Aim of the exercise: Scan the entries below and count the lines holding the string "территориального". Supply only the number.

[start of Records for processing]

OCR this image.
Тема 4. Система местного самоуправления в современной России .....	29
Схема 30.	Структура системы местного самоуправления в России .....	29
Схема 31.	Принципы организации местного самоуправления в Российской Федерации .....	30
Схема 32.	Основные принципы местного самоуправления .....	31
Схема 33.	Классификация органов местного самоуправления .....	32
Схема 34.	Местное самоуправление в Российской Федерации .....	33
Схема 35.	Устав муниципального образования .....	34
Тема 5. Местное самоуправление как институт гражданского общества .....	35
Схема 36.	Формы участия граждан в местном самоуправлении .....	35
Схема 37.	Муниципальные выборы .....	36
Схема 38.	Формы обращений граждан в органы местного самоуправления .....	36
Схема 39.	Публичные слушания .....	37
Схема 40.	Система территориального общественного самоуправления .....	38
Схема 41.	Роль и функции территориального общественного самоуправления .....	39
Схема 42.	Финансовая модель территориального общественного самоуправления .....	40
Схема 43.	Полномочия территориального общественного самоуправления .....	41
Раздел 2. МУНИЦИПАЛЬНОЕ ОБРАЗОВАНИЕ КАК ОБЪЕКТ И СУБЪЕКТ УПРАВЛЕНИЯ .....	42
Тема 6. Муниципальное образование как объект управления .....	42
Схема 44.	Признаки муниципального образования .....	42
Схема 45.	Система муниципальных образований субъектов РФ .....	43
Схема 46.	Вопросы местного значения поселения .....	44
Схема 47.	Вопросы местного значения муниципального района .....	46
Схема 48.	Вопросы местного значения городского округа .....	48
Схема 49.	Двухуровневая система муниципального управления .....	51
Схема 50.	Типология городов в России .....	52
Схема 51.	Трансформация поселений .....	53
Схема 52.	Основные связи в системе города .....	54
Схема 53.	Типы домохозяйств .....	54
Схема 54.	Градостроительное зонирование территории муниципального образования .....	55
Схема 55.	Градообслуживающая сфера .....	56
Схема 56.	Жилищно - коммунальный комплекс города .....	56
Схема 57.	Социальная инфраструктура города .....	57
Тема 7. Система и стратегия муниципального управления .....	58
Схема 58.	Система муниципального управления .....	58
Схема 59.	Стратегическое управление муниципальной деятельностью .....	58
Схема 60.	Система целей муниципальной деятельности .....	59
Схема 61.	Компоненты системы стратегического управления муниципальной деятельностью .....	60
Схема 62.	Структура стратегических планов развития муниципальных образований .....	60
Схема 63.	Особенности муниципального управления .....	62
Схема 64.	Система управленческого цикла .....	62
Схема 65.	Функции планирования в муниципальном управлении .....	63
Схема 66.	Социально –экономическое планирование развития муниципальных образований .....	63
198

[end of Records for processing]

Exercise output: 4